Saved entries
______________________________
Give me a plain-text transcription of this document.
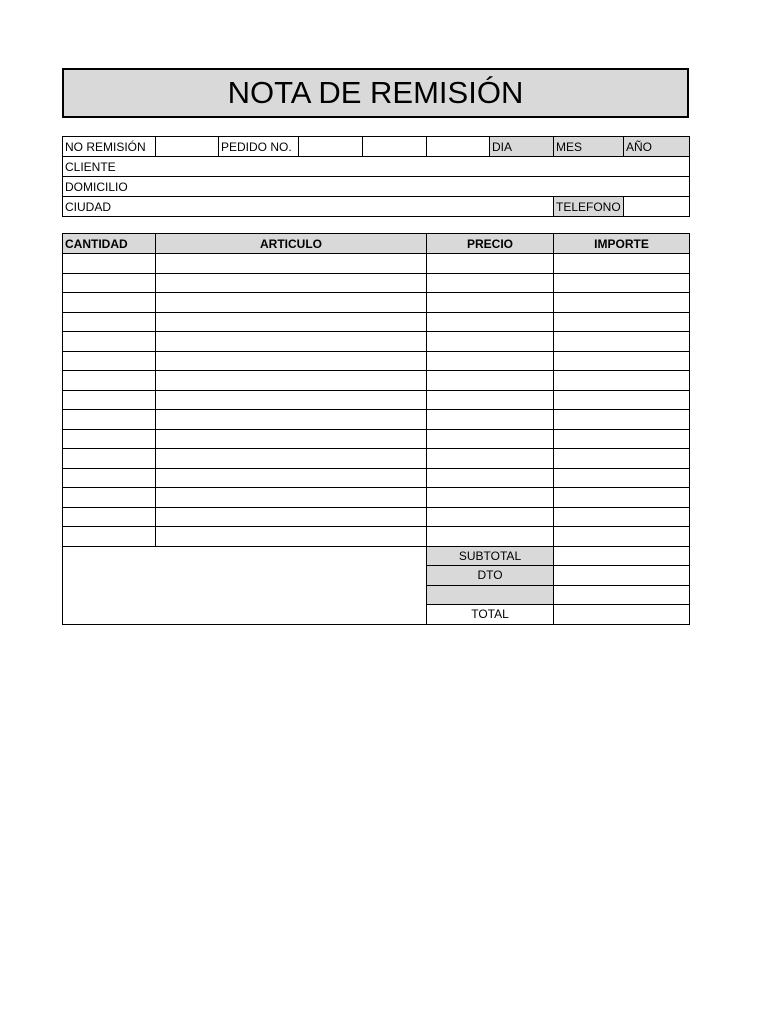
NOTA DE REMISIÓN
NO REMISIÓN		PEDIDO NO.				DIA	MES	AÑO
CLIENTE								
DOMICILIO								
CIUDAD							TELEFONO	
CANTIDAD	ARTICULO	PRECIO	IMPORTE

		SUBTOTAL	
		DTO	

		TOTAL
______________________________
> [Task to complete] Output an exact copy of the material, with the pictures removed.

> [Finished task]
Give me a plain-text transcription of this document.
NOTA DE REMISIÓN
NO REMISIÓN		PEDIDO NO.				DIA	MES	AÑO
CLIENTE								
DOMICILIO								
CIUDAD							TELEFONO	
CANTIDAD	ARTICULO	PRECIO	IMPORTE

		SUBTOTAL	
		DTO	

		TOTAL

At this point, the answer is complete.